_Goal_
Collect all lines below with the string "Content".
· · · · · · ·
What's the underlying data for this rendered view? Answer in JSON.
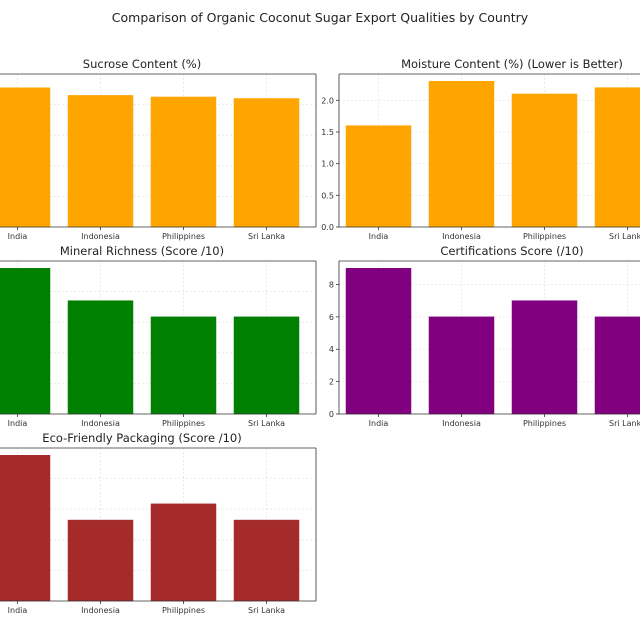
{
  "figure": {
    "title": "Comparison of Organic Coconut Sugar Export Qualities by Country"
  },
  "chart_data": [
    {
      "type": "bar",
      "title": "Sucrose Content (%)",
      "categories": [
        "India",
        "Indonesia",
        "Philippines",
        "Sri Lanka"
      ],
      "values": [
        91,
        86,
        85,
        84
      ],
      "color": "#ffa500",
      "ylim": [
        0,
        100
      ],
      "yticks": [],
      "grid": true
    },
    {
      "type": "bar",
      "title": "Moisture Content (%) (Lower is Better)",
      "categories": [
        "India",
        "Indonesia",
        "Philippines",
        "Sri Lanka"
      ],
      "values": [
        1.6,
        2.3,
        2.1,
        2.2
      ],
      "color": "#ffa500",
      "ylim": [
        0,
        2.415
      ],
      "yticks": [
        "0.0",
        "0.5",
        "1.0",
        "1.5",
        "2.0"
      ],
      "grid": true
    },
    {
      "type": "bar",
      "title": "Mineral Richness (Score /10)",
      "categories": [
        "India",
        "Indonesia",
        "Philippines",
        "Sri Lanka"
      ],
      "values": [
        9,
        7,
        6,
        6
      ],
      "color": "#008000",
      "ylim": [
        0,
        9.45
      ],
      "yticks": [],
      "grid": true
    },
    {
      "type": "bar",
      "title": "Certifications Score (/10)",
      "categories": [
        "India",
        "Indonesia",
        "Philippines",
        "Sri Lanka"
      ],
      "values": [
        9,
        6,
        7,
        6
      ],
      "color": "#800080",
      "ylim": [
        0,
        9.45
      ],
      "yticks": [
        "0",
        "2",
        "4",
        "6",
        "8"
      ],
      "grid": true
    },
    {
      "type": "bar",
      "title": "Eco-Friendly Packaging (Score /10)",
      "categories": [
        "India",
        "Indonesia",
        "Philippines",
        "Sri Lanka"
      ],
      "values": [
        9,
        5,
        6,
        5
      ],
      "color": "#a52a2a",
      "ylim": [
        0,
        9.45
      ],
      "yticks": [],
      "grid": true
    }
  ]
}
· · · · · · ·
_Problem solution_
      "title": "Sucrose Content (%)",
      "title": "Moisture Content (%) (Lower is Better)",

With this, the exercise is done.